### Extracted text
+===+
Background and purpose: An optimization algorithm has been developed to determine the best beam-arrangement for a small number of intensity-modulated radiotherapy (IMRT) fields. The algorithm is designed to avoid, if possible, beam-orientations that pass through organs-at-risk (OARs) with low radiation tolerance.
Materials and methods: An independent, fast IMRT algorithm based on the Bortfeld algorithm was developed to determine the profile of the intensity-modulated beams (IMBs) for each beam-arrangement and a fast-simulated-annealing algorithm finds the 'optimal' beam-arrangement. The final beam-arrangement was transferred to the CORVUS (NOMOS Corporation) treatment planning system, and the IMBs were re-optimized for comparison with a standard nine-field, equi-spaced arrangement. The algorithm has been initially tested on a single example patient, with a parotid gland carcinoma.
Results: The nine-field, IMRT plan for an example patient with a parotid gland tumour significantly reduced the dose to the cochlea compared with the conformal radiotherapy plan. In addition, the planning-target-volume (PTV) homogeneity was improved, but the plan produced a higher dose to the contralateral parotid (73% of the OAR received more than 6 Gy). The beam-orientation optimization algorithm produced a three-field plan that greatly reduced the dose to the contralateral parotid (maximum dose of 2 Gy), whilst maintaining the PTV dose homogeneity and the reduced cochlear dose of the nine-field plan. Some changes in the dose to the other OARs, namely the brain and the oral cavity, were seen, but were deemed not to be clinically significant.
Conclusions: In conclusion, IMB-orientation optimization for head and neck treatment sites can produce improvements in treatment plans with only a few fields.
+===+
### Provided data
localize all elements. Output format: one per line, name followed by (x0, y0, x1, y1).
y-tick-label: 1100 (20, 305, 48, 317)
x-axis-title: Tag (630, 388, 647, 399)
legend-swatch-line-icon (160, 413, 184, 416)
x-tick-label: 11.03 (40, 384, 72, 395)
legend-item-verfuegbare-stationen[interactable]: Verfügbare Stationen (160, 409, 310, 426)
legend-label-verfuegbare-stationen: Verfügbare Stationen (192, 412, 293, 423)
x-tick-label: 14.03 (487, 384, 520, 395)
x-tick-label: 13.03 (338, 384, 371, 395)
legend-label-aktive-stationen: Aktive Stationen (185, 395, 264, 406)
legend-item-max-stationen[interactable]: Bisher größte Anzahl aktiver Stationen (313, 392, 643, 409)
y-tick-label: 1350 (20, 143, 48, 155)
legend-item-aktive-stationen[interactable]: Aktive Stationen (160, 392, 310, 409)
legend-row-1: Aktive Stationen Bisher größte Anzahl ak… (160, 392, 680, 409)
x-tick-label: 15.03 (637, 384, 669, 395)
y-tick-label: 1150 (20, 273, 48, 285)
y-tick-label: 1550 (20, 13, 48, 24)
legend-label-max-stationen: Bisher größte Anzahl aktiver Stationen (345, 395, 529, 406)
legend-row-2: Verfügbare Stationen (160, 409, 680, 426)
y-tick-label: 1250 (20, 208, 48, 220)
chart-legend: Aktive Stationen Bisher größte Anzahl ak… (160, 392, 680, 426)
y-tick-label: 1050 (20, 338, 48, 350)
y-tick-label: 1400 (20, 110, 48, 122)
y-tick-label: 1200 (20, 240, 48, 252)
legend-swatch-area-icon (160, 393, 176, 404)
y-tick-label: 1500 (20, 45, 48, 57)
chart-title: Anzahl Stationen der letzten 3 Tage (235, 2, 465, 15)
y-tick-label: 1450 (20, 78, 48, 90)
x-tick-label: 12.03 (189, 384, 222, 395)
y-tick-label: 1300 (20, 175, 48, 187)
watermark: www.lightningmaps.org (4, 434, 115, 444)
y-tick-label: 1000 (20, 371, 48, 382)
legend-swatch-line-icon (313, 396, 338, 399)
+===+
### Tasks to carry out
1. Answer these questions from the IMRT abstract:
(a) To which treatment planning system was the final beam-arrangement transferred?
(b) What percentage of the contralateral parotid received more than 6 Gy under the nine-field plan?
(c) How many fields did the plan produced by the beam-orientation optimization algorithm use?
2. Set down the IMRT abstract between "Conclusions: In conclusion, IMB-orientation" and "a few fields.", inclusive, without any changes.
3. Rewrite the paragraph of the IMRT abstract that begins "Results: The nine-field" as a concise bulleted list that keeps its main facts.
The rows have no connection to the IMRT abstract.

### Response list
1.
(a) CORVUS (NOMOS Corporation)
(b) 73%
(c) Three

2.
Conclusions: In conclusion, IMB-orientation optimization for head and neck treatment sites can produce improvements in treatment plans with only a few fields.

3.
- Compared with the conformal radiotherapy plan, the nine-field IMRT plan significantly reduced the cochlear dose and improved PTV homogeneity.
- However, the nine-field plan gave a higher dose to the contralateral parotid, with 73% of that OAR receiving more than 6 Gy.
- The optimization algorithm's three-field plan greatly reduced the contralateral parotid dose, to a maximum of 2 Gy.
- The three-field plan kept the PTV dose homogeneity and the reduced cochlear dose of the nine-field plan.
- Doses to the brain and oral cavity changed somewhat, but these changes were judged not clinically significant.